Search the material below for the word "number". Copy every line that has it.

┄┄┄┄┄┄

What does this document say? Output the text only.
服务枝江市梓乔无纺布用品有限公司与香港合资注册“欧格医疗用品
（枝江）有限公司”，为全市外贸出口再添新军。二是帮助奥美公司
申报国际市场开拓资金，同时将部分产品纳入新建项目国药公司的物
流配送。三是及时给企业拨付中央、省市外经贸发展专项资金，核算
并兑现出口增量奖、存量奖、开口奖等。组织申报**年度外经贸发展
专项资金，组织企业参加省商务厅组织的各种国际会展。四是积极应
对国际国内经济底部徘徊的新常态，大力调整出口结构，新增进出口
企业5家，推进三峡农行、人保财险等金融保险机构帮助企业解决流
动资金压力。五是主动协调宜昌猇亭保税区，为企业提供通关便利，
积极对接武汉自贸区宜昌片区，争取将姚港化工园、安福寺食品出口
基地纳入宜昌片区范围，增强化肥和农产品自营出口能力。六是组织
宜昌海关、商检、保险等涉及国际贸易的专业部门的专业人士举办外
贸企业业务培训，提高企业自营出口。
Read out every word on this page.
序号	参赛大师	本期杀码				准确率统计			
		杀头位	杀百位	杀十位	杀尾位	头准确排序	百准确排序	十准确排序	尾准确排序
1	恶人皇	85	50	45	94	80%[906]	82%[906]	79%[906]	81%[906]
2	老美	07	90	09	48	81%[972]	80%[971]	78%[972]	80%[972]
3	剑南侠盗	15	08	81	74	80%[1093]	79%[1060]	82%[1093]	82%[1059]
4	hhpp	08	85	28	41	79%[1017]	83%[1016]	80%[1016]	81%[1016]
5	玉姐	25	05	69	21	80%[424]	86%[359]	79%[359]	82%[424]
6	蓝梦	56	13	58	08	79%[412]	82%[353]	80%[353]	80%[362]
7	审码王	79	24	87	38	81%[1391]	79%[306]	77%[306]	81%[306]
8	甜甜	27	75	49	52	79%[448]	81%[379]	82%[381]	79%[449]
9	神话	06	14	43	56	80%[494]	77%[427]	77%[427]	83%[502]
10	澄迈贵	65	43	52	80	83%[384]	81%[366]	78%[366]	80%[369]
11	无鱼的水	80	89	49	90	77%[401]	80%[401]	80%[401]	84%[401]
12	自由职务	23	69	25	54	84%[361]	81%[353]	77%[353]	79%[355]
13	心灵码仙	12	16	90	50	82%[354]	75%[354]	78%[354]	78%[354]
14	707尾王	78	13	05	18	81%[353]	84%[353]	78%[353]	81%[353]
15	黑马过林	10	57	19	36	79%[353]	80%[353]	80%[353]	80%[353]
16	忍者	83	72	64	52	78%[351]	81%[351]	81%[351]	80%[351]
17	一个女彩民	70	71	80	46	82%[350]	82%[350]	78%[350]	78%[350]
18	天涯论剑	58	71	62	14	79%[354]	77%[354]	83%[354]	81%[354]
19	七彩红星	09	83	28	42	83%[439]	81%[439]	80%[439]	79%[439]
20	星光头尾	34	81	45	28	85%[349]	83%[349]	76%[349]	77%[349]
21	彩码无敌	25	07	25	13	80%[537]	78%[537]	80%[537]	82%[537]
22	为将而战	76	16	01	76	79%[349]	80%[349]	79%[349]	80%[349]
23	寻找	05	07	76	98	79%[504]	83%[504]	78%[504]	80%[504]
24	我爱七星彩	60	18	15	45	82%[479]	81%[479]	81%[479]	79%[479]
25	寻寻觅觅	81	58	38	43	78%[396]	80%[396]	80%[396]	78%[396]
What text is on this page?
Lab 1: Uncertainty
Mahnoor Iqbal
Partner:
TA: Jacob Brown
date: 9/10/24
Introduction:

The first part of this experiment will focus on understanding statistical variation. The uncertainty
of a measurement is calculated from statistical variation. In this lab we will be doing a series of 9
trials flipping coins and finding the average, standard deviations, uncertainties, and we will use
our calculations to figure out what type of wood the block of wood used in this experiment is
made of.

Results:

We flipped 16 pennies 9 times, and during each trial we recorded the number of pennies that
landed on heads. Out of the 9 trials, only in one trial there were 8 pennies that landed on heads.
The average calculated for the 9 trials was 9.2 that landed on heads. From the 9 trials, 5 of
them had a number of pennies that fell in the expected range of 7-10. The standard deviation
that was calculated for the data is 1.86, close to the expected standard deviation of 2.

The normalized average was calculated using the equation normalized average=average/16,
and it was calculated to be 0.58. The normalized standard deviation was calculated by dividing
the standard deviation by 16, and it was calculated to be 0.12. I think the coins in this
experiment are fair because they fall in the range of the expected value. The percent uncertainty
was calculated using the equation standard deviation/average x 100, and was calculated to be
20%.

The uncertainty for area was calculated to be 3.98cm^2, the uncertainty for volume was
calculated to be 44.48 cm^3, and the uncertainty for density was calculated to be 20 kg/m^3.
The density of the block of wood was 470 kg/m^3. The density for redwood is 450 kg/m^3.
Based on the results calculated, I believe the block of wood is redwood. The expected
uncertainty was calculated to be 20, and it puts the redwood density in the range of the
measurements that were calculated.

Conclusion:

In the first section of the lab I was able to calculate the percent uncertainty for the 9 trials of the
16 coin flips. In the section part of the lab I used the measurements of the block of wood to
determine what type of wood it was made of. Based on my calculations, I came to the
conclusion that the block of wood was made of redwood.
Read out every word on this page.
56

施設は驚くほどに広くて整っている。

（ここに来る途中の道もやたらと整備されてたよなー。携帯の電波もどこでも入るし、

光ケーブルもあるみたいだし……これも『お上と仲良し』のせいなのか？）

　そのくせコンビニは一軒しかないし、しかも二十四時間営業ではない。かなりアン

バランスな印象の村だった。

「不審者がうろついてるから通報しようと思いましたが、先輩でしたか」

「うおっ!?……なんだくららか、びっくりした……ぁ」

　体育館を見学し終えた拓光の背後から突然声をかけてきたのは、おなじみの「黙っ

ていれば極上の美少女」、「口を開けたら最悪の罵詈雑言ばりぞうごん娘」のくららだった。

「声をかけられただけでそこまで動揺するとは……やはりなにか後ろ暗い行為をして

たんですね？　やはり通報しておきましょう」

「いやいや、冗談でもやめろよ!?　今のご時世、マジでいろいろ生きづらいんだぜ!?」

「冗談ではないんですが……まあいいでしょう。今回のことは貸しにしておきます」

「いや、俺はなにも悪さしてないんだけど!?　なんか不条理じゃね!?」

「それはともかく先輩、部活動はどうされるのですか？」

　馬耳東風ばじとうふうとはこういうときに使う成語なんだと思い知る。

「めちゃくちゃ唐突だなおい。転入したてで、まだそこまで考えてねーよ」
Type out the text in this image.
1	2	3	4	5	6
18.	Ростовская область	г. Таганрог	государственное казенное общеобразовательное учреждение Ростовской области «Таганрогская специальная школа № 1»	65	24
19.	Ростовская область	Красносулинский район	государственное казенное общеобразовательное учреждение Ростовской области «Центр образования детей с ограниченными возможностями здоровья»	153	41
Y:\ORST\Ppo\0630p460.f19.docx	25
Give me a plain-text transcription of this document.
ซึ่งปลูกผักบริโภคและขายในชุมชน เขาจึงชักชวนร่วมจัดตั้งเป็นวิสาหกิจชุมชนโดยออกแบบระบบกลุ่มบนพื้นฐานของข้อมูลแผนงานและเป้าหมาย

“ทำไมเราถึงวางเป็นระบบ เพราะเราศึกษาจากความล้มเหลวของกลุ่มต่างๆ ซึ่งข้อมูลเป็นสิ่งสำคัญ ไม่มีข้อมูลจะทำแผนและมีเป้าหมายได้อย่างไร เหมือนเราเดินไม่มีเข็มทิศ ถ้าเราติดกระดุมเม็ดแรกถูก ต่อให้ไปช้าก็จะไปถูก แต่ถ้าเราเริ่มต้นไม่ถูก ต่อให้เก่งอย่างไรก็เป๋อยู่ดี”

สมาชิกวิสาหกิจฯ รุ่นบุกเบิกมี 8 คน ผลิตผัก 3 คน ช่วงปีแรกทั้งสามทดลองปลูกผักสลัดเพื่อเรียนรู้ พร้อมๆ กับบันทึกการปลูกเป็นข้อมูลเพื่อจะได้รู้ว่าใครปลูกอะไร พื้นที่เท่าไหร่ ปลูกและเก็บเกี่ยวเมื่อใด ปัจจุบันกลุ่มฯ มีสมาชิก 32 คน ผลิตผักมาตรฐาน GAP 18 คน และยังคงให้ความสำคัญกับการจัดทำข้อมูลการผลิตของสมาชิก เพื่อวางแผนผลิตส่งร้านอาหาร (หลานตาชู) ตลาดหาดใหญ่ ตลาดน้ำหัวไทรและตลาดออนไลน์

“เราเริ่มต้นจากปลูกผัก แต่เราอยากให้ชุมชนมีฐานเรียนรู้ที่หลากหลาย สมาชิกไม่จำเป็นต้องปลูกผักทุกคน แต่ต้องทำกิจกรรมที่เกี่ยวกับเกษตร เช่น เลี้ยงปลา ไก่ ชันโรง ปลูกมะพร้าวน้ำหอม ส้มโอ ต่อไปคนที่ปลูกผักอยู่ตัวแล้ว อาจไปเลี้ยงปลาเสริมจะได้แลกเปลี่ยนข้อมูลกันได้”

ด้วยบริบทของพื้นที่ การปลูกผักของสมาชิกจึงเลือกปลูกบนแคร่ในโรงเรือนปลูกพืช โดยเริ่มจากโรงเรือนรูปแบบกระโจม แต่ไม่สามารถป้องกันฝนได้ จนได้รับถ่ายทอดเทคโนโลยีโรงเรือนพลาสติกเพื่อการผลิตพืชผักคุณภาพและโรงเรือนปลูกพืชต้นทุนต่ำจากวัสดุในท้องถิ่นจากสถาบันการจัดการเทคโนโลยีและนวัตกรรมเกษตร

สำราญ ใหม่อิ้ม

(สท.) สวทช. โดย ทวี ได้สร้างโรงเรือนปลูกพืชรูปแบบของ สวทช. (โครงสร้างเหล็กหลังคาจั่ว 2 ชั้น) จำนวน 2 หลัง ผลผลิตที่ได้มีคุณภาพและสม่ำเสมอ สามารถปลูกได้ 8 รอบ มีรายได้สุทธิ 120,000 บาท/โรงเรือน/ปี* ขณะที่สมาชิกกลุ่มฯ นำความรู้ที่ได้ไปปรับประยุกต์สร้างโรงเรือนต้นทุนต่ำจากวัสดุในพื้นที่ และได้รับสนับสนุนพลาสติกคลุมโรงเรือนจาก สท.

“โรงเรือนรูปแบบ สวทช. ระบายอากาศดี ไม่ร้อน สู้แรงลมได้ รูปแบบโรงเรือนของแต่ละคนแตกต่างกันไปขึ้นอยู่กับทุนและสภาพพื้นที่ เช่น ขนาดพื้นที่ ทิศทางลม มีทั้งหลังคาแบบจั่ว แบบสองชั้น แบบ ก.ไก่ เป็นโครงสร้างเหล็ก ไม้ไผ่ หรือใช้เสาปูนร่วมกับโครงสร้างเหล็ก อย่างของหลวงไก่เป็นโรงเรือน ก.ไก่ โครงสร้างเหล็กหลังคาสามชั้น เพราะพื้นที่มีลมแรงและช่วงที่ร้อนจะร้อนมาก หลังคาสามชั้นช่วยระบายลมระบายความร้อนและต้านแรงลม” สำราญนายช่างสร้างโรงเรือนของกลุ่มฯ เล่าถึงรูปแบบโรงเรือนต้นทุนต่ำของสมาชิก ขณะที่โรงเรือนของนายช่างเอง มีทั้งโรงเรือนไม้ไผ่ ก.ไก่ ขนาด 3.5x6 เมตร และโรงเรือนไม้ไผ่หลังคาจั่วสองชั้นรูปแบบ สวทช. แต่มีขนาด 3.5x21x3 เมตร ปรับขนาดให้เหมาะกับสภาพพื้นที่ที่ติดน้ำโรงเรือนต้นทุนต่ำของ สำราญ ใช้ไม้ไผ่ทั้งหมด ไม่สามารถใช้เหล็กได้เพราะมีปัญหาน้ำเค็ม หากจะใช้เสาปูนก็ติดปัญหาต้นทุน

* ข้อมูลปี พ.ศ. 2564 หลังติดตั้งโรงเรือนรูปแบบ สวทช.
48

┄┄┄┄┄┄

Task result >>
We flipped 16 pennies 9 times, and during each trial we recorded the number of pennies that
them had a number of pennies that fell in the expected range of 7-10. The standard deviation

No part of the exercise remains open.